EXERCISE → Write out every entry exactly as it stands.

#####

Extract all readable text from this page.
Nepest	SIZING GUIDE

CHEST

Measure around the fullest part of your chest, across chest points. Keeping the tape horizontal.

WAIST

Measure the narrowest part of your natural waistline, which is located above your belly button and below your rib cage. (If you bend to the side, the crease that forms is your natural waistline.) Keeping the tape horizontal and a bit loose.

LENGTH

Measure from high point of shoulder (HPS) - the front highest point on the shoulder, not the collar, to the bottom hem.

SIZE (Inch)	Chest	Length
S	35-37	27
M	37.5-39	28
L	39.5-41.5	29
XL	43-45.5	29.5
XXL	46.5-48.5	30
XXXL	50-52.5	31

#####

OUTPUT →
Extract all readable text from this page.
Nepest	SIZING GUIDE

CHEST

Measure around the fullest part of your chest, across chest points. Keeping the tape horizontal.

WAIST

Measure the narrowest part of your natural waistline, which is located above your belly button and below your rib cage. (If you bend to the side, the crease that forms is your natural waistline.) Keeping the tape horizontal and a bit loose.

LENGTH

Measure from high point of shoulder (HPS) - the front highest point on the shoulder, not the collar, to the bottom hem.

SIZE (Inch)	Chest	Length
S	35-37	27
M	37.5-39	28
L	39.5-41.5	29
XL	43-45.5	29.5
XXL	46.5-48.5	30
XXXL	50-52.5	31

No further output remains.